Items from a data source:
┌──

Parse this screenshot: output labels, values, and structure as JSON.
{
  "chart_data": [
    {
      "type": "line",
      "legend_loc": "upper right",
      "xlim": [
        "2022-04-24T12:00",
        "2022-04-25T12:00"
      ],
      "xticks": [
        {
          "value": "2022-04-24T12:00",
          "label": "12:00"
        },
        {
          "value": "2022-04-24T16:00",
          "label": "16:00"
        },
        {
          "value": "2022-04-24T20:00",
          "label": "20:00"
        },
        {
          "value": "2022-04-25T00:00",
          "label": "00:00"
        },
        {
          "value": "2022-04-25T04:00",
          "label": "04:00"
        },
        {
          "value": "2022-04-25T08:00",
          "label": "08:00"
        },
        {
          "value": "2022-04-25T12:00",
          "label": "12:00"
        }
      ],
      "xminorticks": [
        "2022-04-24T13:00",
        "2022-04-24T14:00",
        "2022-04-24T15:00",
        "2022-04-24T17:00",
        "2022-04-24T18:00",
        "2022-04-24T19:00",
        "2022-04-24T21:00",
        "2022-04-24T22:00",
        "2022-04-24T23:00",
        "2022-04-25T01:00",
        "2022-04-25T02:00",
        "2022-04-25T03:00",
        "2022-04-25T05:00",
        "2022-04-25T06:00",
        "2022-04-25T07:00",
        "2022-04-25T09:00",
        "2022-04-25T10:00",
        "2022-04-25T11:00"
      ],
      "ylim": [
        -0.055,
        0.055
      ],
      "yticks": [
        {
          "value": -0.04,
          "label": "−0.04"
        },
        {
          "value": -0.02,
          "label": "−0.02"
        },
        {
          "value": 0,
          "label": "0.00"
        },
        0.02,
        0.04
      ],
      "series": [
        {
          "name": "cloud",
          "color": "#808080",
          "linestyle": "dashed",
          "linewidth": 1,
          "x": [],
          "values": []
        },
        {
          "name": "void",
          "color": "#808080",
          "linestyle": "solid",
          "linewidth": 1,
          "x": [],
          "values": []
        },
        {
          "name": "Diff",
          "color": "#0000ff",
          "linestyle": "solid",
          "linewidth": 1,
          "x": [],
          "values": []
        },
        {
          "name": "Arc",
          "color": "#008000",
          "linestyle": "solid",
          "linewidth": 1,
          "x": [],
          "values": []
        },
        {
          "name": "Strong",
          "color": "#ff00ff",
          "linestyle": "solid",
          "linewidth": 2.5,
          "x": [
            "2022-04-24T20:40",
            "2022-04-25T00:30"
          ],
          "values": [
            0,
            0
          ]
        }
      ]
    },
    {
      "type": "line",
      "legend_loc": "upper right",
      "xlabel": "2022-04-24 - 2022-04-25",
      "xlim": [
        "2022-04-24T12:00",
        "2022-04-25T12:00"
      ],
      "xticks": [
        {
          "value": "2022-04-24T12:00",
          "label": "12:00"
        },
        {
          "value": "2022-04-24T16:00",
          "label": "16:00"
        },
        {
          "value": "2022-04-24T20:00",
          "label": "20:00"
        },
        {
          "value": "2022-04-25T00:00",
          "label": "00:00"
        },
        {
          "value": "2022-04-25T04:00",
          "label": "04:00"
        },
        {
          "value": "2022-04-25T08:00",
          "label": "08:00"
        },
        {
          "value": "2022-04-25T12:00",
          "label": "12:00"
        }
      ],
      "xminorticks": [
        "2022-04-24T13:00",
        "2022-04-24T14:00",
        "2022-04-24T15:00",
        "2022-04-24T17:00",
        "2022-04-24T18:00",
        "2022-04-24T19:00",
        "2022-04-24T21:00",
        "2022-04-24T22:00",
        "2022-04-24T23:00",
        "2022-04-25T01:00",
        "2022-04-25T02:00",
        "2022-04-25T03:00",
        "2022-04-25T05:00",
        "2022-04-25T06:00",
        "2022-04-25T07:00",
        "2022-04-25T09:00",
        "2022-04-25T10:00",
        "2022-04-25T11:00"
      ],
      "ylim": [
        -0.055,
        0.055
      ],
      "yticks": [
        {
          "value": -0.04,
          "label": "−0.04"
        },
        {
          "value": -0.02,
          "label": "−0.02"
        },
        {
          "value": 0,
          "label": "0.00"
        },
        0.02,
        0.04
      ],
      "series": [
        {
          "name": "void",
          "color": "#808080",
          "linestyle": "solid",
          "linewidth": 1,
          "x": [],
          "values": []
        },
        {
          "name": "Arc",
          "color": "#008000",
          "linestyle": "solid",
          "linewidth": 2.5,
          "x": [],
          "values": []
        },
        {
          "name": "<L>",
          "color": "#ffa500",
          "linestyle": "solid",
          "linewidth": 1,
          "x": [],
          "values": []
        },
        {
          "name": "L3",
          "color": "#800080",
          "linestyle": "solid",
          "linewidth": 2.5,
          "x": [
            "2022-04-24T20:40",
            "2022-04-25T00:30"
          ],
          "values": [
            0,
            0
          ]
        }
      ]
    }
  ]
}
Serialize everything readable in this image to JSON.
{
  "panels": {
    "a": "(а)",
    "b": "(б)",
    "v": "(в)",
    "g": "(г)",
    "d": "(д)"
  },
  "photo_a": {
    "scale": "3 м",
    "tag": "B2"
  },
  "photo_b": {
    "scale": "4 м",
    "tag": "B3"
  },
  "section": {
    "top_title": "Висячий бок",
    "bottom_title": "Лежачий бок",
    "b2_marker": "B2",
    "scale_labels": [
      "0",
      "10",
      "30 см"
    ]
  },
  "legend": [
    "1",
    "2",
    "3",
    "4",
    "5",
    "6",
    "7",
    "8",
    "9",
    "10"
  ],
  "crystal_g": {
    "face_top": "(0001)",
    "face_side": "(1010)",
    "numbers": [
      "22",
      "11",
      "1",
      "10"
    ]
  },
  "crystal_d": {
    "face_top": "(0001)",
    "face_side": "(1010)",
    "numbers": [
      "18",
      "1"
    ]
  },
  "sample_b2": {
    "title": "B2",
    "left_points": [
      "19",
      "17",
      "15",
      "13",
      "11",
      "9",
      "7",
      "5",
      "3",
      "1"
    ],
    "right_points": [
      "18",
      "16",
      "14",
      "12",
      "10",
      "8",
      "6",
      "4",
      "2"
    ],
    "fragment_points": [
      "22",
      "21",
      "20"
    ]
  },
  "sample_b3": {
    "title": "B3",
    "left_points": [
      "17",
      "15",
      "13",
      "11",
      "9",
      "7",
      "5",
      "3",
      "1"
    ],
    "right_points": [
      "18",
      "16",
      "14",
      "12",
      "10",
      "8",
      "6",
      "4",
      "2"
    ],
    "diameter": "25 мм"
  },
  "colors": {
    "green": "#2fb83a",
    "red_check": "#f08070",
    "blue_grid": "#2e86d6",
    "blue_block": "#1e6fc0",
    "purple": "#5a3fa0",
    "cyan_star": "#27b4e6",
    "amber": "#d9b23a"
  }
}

└──

TASK DIRECTIONS: From the records above, please extract every line and repeat it exactly.

TASK RESPONSE:
Parse this screenshot: output labels, values, and structure as JSON.
{
  "chart_data": [
    {
      "type": "line",
      "legend_loc": "upper right",
      "xlim": [
        "2022-04-24T12:00",
        "2022-04-25T12:00"
      ],
      "xticks": [
        {
          "value": "2022-04-24T12:00",
          "label": "12:00"
        },
        {
          "value": "2022-04-24T16:00",
          "label": "16:00"
        },
        {
          "value": "2022-04-24T20:00",
          "label": "20:00"
        },
        {
          "value": "2022-04-25T00:00",
          "label": "00:00"
        },
        {
          "value": "2022-04-25T04:00",
          "label": "04:00"
        },
        {
          "value": "2022-04-25T08:00",
          "label": "08:00"
        },
        {
          "value": "2022-04-25T12:00",
          "label": "12:00"
        }
      ],
      "xminorticks": [
        "2022-04-24T13:00",
        "2022-04-24T14:00",
        "2022-04-24T15:00",
        "2022-04-24T17:00",
        "2022-04-24T18:00",
        "2022-04-24T19:00",
        "2022-04-24T21:00",
        "2022-04-24T22:00",
        "2022-04-24T23:00",
        "2022-04-25T01:00",
        "2022-04-25T02:00",
        "2022-04-25T03:00",
        "2022-04-25T05:00",
        "2022-04-25T06:00",
        "2022-04-25T07:00",
        "2022-04-25T09:00",
        "2022-04-25T10:00",
        "2022-04-25T11:00"
      ],
      "ylim": [
        -0.055,
        0.055
      ],
      "yticks": [
        {
          "value": -0.04,
          "label": "−0.04"
        },
        {
          "value": -0.02,
          "label": "−0.02"
        },
        {
          "value": 0,
          "label": "0.00"
        },
        0.02,
        0.04
      ],
      "series": [
        {
          "name": "cloud",
          "color": "#808080",
          "linestyle": "dashed",
          "linewidth": 1,
          "x": [],
          "values": []
        },
        {
          "name": "void",
          "color": "#808080",
          "linestyle": "solid",
          "linewidth": 1,
          "x": [],
          "values": []
        },
        {
          "name": "Diff",
          "color": "#0000ff",
          "linestyle": "solid",
          "linewidth": 1,
          "x": [],
          "values": []
        },
        {
          "name": "Arc",
          "color": "#008000",
          "linestyle": "solid",
          "linewidth": 1,
          "x": [],
          "values": []
        },
        {
          "name": "Strong",
          "color": "#ff00ff",
          "linestyle": "solid",
          "linewidth": 2.5,
          "x": [
            "2022-04-24T20:40",
            "2022-04-25T00:30"
          ],
          "values": [
            0,
            0
          ]
        }
      ]
    },
    {
      "type": "line",
      "legend_loc": "upper right",
      "xlabel": "2022-04-24 - 2022-04-25",
      "xlim": [
        "2022-04-24T12:00",
        "2022-04-25T12:00"
      ],
      "xticks": [
        {
          "value": "2022-04-24T12:00",
          "label": "12:00"
        },
        {
          "value": "2022-04-24T16:00",
          "label": "16:00"
        },
        {
          "value": "2022-04-24T20:00",
          "label": "20:00"
        },
        {
          "value": "2022-04-25T00:00",
          "label": "00:00"
        },
        {
          "value": "2022-04-25T04:00",
          "label": "04:00"
        },
        {
          "value": "2022-04-25T08:00",
          "label": "08:00"
        },
        {
          "value": "2022-04-25T12:00",
          "label": "12:00"
        }
      ],
      "xminorticks": [
        "2022-04-24T13:00",
        "2022-04-24T14:00",
        "2022-04-24T15:00",
        "2022-04-24T17:00",
        "2022-04-24T18:00",
        "2022-04-24T19:00",
        "2022-04-24T21:00",
        "2022-04-24T22:00",
        "2022-04-24T23:00",
        "2022-04-25T01:00",
        "2022-04-25T02:00",
        "2022-04-25T03:00",
        "2022-04-25T05:00",
        "2022-04-25T06:00",
        "2022-04-25T07:00",
        "2022-04-25T09:00",
        "2022-04-25T10:00",
        "2022-04-25T11:00"
      ],
      "ylim": [
        -0.055,
        0.055
      ],
      "yticks": [
        {
          "value": -0.04,
          "label": "−0.04"
        },
        {
          "value": -0.02,
          "label": "−0.02"
        },
        {
          "value": 0,
          "label": "0.00"
        },
        0.02,
        0.04
      ],
      "series": [
        {
          "name": "void",
          "color": "#808080",
          "linestyle": "solid",
          "linewidth": 1,
          "x": [],
          "values": []
        },
        {
          "name": "Arc",
          "color": "#008000",
          "linestyle": "solid",
          "linewidth": 2.5,
          "x": [],
          "values": []
        },
        {
          "name": "<L>",
          "color": "#ffa500",
          "linestyle": "solid",
          "linewidth": 1,
          "x": [],
          "values": []
        },
        {
          "name": "L3",
          "color": "#800080",
          "linestyle": "solid",
          "linewidth": 2.5,
          "x": [
            "2022-04-24T20:40",
            "2022-04-25T00:30"
          ],
          "values": [
            0,
            0
          ]
        }
      ]
    }
  ]
}
Serialize everything readable in this image to JSON.
{
  "panels": {
    "a": "(а)",
    "b": "(б)",
    "v": "(в)",
    "g": "(г)",
    "d": "(д)"
  },
  "photo_a": {
    "scale": "3 м",
    "tag": "B2"
  },
  "photo_b": {
    "scale": "4 м",
    "tag": "B3"
  },
  "section": {
    "top_title": "Висячий бок",
    "bottom_title": "Лежачий бок",
    "b2_marker": "B2",
    "scale_labels": [
      "0",
      "10",
      "30 см"
    ]
  },
  "legend": [
    "1",
    "2",
    "3",
    "4",
    "5",
    "6",
    "7",
    "8",
    "9",
    "10"
  ],
  "crystal_g": {
    "face_top": "(0001)",
    "face_side": "(1010)",
    "numbers": [
      "22",
      "11",
      "1",
      "10"
    ]
  },
  "crystal_d": {
    "face_top": "(0001)",
    "face_side": "(1010)",
    "numbers": [
      "18",
      "1"
    ]
  },
  "sample_b2": {
    "title": "B2",
    "left_points": [
      "19",
      "17",
      "15",
      "13",
      "11",
      "9",
      "7",
      "5",
      "3",
      "1"
    ],
    "right_points": [
      "18",
      "16",
      "14",
      "12",
      "10",
      "8",
      "6",
      "4",
      "2"
    ],
    "fragment_points": [
      "22",
      "21",
      "20"
    ]
  },
  "sample_b3": {
    "title": "B3",
    "left_points": [
      "17",
      "15",
      "13",
      "11",
      "9",
      "7",
      "5",
      "3",
      "1"
    ],
    "right_points": [
      "18",
      "16",
      "14",
      "12",
      "10",
      "8",
      "6",
      "4",
      "2"
    ],
    "diameter": "25 мм"
  },
  "colors": {
    "green": "#2fb83a",
    "red_check": "#f08070",
    "blue_grid": "#2e86d6",
    "blue_block": "#1e6fc0",
    "purple": "#5a3fa0",
    "cyan_star": "#27b4e6",
    "amber": "#d9b23a"
  }
}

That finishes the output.